(Extracts from a graphics dataset)
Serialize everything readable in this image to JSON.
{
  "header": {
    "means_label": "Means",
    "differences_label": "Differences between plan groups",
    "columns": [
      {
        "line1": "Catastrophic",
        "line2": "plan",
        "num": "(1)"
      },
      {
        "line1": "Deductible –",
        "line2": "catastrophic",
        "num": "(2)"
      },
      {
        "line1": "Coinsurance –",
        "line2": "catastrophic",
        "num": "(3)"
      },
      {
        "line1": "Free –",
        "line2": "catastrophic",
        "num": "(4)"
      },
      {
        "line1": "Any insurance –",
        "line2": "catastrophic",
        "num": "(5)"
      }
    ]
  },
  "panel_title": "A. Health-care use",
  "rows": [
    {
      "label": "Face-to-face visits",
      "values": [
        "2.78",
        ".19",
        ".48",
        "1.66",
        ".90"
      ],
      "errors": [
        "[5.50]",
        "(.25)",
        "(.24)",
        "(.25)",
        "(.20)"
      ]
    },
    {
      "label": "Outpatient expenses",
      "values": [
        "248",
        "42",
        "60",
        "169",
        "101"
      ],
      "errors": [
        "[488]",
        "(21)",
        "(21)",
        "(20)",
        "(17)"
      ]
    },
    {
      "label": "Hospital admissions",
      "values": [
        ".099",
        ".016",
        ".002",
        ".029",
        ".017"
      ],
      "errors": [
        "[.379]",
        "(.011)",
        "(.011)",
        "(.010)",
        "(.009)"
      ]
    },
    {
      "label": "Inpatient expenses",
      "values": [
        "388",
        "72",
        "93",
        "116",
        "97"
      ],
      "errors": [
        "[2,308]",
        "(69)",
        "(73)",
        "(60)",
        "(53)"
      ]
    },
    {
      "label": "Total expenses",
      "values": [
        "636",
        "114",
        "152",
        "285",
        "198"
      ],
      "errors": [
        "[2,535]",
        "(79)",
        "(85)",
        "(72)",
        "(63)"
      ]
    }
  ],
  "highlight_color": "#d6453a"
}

* * *

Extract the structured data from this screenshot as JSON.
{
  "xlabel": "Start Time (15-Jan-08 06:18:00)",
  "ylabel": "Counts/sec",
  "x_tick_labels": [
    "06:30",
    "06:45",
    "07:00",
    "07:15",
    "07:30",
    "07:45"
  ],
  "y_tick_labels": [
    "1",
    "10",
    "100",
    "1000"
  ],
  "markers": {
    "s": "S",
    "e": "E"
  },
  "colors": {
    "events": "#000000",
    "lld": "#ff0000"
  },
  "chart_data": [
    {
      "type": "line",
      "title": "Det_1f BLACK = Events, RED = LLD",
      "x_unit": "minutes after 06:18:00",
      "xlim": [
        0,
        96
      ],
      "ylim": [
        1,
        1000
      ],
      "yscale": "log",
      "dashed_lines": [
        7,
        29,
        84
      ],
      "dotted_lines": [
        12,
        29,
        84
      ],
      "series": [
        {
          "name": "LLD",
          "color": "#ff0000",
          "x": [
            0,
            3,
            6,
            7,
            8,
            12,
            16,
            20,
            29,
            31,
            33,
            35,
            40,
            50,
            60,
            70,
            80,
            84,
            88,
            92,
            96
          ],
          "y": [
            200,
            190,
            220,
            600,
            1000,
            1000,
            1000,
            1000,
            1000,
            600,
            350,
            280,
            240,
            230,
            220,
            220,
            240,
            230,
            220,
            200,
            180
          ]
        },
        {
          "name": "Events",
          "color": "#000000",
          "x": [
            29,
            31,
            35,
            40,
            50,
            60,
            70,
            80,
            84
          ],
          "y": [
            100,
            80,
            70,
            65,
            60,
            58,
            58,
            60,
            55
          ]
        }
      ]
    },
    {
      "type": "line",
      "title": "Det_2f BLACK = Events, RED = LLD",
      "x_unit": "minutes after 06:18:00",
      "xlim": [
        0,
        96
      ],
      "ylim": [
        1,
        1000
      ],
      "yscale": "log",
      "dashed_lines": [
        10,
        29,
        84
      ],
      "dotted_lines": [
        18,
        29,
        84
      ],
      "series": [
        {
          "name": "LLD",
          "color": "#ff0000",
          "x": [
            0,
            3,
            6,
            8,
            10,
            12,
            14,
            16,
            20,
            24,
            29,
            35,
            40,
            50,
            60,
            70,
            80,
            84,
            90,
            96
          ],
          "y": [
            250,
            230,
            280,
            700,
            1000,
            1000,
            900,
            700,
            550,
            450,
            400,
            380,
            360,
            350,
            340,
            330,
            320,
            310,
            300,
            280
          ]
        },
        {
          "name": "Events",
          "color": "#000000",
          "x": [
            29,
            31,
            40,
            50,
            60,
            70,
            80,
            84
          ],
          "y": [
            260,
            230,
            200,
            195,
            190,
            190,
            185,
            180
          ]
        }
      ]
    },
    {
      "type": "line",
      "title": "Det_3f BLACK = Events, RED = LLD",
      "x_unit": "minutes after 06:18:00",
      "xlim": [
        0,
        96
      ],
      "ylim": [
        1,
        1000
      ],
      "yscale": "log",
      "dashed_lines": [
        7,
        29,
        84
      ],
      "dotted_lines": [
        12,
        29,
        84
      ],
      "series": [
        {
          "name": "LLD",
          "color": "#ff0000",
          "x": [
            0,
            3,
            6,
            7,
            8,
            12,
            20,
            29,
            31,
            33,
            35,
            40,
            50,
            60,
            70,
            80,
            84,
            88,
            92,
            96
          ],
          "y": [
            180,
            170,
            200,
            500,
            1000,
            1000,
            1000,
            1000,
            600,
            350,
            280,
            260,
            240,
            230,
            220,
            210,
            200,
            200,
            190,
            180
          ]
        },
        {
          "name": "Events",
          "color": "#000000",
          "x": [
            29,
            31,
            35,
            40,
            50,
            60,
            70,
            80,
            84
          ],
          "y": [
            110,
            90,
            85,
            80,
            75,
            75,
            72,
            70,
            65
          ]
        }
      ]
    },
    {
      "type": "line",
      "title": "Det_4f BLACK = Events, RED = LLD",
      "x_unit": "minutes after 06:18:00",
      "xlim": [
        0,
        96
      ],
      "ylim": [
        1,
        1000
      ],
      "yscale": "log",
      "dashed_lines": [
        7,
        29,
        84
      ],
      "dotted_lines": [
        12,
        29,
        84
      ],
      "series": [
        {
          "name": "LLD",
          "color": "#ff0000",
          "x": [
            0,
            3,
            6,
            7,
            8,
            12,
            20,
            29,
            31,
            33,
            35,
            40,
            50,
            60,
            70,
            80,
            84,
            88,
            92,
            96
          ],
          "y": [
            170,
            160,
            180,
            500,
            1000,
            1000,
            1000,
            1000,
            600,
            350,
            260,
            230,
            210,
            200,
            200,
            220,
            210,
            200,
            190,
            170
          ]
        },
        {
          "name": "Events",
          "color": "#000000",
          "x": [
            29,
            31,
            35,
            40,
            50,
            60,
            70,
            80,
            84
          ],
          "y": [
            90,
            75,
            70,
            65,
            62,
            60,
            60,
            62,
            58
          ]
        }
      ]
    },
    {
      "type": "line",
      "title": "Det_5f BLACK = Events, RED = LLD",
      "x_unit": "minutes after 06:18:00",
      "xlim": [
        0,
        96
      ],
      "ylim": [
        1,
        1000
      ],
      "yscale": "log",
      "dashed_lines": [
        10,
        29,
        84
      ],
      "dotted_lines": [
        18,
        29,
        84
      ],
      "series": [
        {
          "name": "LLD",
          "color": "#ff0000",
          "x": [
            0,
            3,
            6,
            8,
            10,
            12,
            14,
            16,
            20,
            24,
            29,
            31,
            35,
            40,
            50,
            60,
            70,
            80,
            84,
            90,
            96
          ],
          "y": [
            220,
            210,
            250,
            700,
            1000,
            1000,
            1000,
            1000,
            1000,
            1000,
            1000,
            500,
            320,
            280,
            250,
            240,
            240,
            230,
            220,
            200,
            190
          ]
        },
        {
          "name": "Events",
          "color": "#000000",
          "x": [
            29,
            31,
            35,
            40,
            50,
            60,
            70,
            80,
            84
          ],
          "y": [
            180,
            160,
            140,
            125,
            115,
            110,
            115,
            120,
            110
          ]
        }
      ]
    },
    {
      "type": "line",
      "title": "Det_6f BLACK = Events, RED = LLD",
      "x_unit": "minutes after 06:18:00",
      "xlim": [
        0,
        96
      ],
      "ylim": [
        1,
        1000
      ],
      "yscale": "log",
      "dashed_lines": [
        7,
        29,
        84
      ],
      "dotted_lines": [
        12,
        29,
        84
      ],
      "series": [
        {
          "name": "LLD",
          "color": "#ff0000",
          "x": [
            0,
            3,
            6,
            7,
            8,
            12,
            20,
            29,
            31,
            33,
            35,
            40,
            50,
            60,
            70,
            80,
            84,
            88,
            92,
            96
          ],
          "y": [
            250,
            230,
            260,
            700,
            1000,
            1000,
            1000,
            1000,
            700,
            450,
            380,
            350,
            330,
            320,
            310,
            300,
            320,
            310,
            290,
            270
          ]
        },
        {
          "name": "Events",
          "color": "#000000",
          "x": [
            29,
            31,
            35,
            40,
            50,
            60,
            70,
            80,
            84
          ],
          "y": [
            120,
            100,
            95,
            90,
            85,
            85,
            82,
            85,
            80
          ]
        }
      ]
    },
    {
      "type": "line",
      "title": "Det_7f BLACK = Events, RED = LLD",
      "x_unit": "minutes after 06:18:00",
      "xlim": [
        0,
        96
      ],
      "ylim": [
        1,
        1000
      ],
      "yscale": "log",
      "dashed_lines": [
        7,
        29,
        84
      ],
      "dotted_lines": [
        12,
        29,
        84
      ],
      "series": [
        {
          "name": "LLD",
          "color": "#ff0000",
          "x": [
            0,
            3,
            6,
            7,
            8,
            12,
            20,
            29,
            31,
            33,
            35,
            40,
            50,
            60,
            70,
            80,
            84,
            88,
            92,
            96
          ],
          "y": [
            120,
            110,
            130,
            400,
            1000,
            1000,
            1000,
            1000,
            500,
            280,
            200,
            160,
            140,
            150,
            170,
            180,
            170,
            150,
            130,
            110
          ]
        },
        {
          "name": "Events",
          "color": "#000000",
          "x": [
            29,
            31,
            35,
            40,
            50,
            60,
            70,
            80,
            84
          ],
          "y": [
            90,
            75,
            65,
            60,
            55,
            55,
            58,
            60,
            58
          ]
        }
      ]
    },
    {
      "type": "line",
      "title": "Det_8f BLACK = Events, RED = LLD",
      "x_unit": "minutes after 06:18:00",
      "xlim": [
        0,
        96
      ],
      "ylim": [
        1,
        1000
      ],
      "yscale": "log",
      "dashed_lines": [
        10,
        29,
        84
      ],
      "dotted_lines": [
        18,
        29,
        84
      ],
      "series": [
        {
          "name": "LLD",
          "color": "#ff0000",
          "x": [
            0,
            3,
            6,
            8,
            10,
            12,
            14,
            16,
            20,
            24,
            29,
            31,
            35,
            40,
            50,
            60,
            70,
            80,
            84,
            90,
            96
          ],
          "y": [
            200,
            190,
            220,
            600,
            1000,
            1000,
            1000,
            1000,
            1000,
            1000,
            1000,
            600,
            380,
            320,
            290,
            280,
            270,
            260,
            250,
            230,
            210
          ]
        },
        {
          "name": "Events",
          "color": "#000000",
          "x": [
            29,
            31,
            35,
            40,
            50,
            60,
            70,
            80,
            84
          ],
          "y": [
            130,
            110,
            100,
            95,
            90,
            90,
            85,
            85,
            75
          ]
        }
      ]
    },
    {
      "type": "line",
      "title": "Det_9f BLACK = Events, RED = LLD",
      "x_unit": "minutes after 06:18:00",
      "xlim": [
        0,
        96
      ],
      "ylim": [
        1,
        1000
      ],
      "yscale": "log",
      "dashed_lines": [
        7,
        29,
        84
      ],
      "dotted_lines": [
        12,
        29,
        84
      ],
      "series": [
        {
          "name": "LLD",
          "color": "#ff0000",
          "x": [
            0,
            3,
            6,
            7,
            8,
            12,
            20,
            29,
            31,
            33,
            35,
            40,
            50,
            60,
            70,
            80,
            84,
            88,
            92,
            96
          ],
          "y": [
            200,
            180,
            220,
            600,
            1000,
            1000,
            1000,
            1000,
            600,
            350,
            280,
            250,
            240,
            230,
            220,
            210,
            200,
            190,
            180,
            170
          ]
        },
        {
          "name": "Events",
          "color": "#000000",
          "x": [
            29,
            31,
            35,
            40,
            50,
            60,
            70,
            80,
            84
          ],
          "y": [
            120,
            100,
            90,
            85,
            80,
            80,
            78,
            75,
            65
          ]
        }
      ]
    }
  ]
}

*Task details*:
Show every line where the string "JSON" appears.

*Solution*:
Serialize everything readable in this image to JSON.
Extract the structured data from this screenshot as JSON.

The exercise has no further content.